(Figure contents as structured data)
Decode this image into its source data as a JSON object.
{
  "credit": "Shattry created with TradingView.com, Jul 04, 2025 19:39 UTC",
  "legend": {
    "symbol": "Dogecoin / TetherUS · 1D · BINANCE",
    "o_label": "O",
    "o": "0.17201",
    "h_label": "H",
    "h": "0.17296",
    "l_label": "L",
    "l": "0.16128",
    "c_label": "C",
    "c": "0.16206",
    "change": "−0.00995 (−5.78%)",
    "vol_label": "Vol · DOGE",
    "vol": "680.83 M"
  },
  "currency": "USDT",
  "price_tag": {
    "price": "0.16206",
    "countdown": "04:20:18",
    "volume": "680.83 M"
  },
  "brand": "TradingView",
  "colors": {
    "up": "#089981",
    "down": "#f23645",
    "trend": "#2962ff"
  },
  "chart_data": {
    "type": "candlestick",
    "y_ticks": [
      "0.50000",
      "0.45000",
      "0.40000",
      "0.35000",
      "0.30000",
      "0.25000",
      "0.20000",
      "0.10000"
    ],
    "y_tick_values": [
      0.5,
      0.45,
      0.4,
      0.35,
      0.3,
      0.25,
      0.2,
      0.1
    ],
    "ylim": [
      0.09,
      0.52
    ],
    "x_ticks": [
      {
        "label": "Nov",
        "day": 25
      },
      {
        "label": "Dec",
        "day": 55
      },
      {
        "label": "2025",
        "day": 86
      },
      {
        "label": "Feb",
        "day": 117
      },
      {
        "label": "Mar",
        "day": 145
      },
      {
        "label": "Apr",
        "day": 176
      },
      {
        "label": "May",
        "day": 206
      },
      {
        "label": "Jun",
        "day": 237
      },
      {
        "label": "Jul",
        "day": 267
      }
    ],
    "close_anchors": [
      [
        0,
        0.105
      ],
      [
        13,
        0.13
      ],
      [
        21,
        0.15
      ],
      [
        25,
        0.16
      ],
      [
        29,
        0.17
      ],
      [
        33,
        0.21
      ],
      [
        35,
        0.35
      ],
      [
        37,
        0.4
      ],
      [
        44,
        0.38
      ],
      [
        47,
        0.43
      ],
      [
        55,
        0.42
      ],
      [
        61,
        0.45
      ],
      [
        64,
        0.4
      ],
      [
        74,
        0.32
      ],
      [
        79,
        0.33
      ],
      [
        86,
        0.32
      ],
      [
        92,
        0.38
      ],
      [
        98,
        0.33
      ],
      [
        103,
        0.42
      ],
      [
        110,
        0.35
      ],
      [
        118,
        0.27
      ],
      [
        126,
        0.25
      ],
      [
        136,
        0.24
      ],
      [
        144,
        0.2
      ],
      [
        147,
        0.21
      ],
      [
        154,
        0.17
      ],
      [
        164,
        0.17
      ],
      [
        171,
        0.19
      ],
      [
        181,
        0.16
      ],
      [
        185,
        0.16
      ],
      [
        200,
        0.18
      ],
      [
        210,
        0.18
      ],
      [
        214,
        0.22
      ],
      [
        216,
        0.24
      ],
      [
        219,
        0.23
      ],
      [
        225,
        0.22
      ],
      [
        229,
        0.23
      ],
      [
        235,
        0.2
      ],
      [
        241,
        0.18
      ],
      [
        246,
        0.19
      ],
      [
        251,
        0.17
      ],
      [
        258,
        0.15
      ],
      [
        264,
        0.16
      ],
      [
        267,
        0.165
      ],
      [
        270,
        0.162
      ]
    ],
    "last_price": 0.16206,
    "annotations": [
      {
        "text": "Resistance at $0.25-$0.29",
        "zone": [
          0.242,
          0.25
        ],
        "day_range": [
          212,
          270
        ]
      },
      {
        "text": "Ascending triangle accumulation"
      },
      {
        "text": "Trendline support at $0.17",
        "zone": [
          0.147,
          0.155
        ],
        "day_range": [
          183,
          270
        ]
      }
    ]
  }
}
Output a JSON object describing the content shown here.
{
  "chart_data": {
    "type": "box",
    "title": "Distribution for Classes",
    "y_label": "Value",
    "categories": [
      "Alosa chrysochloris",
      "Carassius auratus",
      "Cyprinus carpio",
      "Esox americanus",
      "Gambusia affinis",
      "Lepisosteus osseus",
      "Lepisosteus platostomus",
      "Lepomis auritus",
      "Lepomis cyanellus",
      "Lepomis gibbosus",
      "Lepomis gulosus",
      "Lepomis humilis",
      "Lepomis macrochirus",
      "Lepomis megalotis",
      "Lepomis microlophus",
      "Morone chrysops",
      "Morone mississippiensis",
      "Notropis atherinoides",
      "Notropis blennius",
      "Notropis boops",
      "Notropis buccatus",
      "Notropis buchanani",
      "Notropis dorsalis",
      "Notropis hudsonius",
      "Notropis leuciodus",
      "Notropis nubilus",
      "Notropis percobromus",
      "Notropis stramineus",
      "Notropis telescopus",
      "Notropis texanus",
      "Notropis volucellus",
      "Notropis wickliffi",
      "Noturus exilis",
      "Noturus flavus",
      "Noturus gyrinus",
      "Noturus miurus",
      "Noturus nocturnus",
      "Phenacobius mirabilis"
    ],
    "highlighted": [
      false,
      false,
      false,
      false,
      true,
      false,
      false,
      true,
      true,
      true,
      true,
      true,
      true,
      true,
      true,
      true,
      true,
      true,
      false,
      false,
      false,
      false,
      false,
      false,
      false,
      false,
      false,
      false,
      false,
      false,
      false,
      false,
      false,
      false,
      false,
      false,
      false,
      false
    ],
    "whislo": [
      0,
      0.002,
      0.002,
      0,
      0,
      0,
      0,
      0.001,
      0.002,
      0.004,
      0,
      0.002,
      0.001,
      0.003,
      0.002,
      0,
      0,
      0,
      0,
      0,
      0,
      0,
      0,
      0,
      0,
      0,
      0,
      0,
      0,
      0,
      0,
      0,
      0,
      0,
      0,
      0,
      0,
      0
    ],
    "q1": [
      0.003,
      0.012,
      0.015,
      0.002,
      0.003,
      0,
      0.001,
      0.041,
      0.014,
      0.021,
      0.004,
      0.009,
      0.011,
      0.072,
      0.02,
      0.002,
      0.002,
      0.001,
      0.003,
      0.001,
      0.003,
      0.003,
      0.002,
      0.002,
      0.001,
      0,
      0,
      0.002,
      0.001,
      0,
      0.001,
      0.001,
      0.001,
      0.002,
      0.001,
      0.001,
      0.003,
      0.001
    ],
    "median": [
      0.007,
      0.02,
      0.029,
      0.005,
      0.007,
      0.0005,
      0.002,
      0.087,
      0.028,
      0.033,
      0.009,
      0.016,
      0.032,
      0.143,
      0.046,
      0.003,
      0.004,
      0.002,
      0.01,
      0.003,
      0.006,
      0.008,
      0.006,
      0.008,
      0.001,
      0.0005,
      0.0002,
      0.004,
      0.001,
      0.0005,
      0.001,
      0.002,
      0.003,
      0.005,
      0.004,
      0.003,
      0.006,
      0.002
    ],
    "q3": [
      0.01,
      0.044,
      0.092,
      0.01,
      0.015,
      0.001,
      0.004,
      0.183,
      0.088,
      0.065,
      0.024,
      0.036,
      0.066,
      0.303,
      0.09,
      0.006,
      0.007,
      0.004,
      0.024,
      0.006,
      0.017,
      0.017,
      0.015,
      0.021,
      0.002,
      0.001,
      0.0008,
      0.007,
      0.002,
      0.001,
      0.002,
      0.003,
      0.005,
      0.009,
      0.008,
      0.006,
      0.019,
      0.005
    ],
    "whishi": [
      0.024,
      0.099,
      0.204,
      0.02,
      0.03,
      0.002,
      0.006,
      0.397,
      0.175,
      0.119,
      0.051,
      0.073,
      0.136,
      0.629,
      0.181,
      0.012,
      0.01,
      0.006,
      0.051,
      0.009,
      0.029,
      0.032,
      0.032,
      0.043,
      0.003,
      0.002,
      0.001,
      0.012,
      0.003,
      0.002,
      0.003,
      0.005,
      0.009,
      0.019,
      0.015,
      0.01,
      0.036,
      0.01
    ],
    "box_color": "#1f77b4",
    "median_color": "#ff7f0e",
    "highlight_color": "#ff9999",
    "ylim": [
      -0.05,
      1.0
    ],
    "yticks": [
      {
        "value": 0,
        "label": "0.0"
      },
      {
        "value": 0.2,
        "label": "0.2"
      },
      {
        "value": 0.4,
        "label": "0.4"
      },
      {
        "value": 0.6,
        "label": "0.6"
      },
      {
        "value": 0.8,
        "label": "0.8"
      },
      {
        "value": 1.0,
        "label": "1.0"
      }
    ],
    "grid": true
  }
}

## WHAT THE TASK REQUIRES
Copy all lines above containing the string "Morone".

## ANSWER TO THIS TASK
      "Morone chrysops",
      "Morone mississippiensis",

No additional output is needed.